Your objective: Reproduce all of the entries below line for line, without changing any character.

Data section:
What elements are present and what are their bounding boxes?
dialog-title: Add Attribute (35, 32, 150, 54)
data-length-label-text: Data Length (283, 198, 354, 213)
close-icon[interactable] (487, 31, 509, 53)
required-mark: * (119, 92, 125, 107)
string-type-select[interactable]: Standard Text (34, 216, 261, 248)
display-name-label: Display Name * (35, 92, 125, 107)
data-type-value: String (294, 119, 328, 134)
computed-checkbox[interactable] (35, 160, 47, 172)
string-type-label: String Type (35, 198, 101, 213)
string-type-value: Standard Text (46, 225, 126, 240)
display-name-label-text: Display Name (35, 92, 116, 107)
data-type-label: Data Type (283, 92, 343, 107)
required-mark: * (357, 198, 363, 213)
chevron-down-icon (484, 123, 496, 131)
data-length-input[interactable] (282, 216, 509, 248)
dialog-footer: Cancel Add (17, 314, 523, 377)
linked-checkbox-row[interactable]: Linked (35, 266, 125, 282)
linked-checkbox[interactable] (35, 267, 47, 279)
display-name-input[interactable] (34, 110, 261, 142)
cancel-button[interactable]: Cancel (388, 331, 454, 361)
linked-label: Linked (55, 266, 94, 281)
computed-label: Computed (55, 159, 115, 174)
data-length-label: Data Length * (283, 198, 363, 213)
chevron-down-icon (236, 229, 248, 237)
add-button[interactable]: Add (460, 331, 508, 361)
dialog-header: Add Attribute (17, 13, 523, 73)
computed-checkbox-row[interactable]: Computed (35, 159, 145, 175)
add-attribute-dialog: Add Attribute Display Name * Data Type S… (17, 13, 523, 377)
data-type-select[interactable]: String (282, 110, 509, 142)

Answer to this task:
What elements are present and what are their bounding boxes?
dialog-title: Add Attribute (35, 32, 150, 54)
data-length-label-text: Data Length (283, 198, 354, 213)
close-icon[interactable] (487, 31, 509, 53)
required-mark: * (119, 92, 125, 107)
string-type-select[interactable]: Standard Text (34, 216, 261, 248)
display-name-label: Display Name * (35, 92, 125, 107)
data-type-value: String (294, 119, 328, 134)
computed-checkbox[interactable] (35, 160, 47, 172)
string-type-label: String Type (35, 198, 101, 213)
string-type-value: Standard Text (46, 225, 126, 240)
display-name-label-text: Display Name (35, 92, 116, 107)
data-type-label: Data Type (283, 92, 343, 107)
required-mark: * (357, 198, 363, 213)
chevron-down-icon (484, 123, 496, 131)
data-length-input[interactable] (282, 216, 509, 248)
dialog-footer: Cancel Add (17, 314, 523, 377)
linked-checkbox-row[interactable]: Linked (35, 266, 125, 282)
linked-checkbox[interactable] (35, 267, 47, 279)
display-name-input[interactable] (34, 110, 261, 142)
cancel-button[interactable]: Cancel (388, 331, 454, 361)
linked-label: Linked (55, 266, 94, 281)
computed-label: Computed (55, 159, 115, 174)
data-length-label: Data Length * (283, 198, 363, 213)
chevron-down-icon (236, 229, 248, 237)
add-button[interactable]: Add (460, 331, 508, 361)
dialog-header: Add Attribute (17, 13, 523, 73)
computed-checkbox-row[interactable]: Computed (35, 159, 145, 175)
add-attribute-dialog: Add Attribute Display Name * Data Type S… (17, 13, 523, 377)
data-type-select[interactable]: String (282, 110, 509, 142)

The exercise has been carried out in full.